== Input data ==

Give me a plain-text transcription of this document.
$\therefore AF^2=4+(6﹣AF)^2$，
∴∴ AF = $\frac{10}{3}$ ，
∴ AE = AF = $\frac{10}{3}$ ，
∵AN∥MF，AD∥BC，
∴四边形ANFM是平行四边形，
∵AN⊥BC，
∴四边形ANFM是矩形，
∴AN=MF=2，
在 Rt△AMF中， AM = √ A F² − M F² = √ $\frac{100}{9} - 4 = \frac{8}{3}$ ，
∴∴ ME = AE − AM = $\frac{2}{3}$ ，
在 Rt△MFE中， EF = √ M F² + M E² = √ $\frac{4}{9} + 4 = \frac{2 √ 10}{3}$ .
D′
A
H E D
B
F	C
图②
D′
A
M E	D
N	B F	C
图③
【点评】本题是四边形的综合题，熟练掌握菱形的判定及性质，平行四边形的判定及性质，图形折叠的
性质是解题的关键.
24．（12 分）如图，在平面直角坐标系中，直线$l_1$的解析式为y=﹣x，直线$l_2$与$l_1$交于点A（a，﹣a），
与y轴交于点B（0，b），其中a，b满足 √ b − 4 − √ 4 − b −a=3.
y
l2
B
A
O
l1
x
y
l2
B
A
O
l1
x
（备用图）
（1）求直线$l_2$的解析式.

===

*Work to be completed*. Output the entries exactly.

*Correct answer*.
Give me a plain-text transcription of this document.
$\therefore AF^2=4+(6﹣AF)^2$，
∴∴ AF = $\frac{10}{3}$ ，
∴ AE = AF = $\frac{10}{3}$ ，
∵AN∥MF，AD∥BC，
∴四边形ANFM是平行四边形，
∵AN⊥BC，
∴四边形ANFM是矩形，
∴AN=MF=2，
在 Rt△AMF中， AM = √ A F² − M F² = √ $\frac{100}{9} - 4 = \frac{8}{3}$ ，
∴∴ ME = AE − AM = $\frac{2}{3}$ ，
在 Rt△MFE中， EF = √ M F² + M E² = √ $\frac{4}{9} + 4 = \frac{2 √ 10}{3}$ .
D′
A
H E D
B
F	C
图②
D′
A
M E	D
N	B F	C
图③
【点评】本题是四边形的综合题，熟练掌握菱形的判定及性质，平行四边形的判定及性质，图形折叠的
性质是解题的关键.
24．（12 分）如图，在平面直角坐标系中，直线$l_1$的解析式为y=﹣x，直线$l_2$与$l_1$交于点A（a，﹣a），
与y轴交于点B（0，b），其中a，b满足 √ b − 4 − √ 4 − b −a=3.
y
l2
B
A
O
l1
x
y
l2
B
A
O
l1
x
（备用图）
（1）求直线$l_2$的解析式.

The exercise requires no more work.